**YOUR INSTRUCTIONS:** Each entry below is to be extracted exactly.

**Extracted data entries:**
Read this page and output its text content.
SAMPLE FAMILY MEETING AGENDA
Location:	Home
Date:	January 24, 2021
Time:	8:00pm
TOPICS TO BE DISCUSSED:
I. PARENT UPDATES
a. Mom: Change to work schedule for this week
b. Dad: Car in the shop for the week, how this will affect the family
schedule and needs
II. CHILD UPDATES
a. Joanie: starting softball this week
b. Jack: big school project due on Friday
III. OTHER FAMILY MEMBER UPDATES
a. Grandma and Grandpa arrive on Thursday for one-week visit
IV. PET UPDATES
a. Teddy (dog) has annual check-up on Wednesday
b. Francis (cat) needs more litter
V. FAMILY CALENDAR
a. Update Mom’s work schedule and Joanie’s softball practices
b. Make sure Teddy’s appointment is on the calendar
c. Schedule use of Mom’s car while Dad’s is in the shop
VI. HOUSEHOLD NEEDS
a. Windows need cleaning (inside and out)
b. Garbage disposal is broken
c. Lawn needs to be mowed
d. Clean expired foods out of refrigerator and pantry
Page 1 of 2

**PROBLEM SOLUTION:**
Read this page and output its text content.
SAMPLE FAMILY MEETING AGENDA
Location:	Home
Date:	January 24, 2021
Time:	8:00pm
TOPICS TO BE DISCUSSED:
I. PARENT UPDATES
a. Mom: Change to work schedule for this week
b. Dad: Car in the shop for the week, how this will affect the family
schedule and needs
II. CHILD UPDATES
a. Joanie: starting softball this week
b. Jack: big school project due on Friday
III. OTHER FAMILY MEMBER UPDATES
a. Grandma and Grandpa arrive on Thursday for one-week visit
IV. PET UPDATES
a. Teddy (dog) has annual check-up on Wednesday
b. Francis (cat) needs more litter
V. FAMILY CALENDAR
a. Update Mom’s work schedule and Joanie’s softball practices
b. Make sure Teddy’s appointment is on the calendar
c. Schedule use of Mom’s car while Dad’s is in the shop
VI. HOUSEHOLD NEEDS
a. Windows need cleaning (inside and out)
b. Garbage disposal is broken
c. Lawn needs to be mowed
d. Clean expired foods out of refrigerator and pantry
Page 1 of 2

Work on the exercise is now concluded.